Task input =
******

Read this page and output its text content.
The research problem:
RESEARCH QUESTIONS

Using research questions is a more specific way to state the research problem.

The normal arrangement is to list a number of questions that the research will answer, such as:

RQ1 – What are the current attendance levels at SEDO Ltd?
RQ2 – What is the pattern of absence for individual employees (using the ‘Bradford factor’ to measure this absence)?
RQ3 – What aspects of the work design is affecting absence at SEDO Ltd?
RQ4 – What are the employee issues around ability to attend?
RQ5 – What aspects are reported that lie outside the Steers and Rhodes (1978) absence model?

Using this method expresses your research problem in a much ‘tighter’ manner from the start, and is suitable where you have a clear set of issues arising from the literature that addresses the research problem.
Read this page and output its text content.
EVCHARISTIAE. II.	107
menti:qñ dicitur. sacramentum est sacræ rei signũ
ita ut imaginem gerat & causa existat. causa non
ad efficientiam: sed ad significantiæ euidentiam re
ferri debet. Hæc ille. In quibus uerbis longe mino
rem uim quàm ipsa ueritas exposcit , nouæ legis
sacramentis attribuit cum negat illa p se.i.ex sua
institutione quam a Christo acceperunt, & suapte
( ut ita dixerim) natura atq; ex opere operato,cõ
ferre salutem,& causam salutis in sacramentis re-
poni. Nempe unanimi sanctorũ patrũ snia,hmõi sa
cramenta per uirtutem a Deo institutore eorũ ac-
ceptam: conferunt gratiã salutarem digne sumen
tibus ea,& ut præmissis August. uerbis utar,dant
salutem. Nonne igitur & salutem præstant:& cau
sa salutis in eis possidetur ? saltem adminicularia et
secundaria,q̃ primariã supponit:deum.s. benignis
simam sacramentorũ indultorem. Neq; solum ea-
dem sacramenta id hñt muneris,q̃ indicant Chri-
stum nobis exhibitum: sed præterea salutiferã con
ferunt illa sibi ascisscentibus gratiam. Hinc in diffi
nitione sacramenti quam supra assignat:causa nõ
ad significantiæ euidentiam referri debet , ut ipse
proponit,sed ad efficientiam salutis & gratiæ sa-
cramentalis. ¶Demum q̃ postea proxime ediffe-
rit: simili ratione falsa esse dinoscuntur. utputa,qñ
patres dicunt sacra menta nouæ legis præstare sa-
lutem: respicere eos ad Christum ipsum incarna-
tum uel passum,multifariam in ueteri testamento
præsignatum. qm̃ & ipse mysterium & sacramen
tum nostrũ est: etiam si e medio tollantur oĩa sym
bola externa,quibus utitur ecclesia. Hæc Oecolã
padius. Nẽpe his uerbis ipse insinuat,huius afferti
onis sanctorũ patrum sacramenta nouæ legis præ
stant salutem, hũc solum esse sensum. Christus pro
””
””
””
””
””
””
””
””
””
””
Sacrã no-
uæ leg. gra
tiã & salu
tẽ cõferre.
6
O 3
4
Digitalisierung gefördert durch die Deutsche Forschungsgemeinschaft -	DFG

******

Exercise task =
Out of the material above, gather each line where "euidentiam" appears.

Exercise response =
ad efficientiam: sed ad significantiæ euidentiam re
ad significantiæ euidentiam referri debet , ut ipse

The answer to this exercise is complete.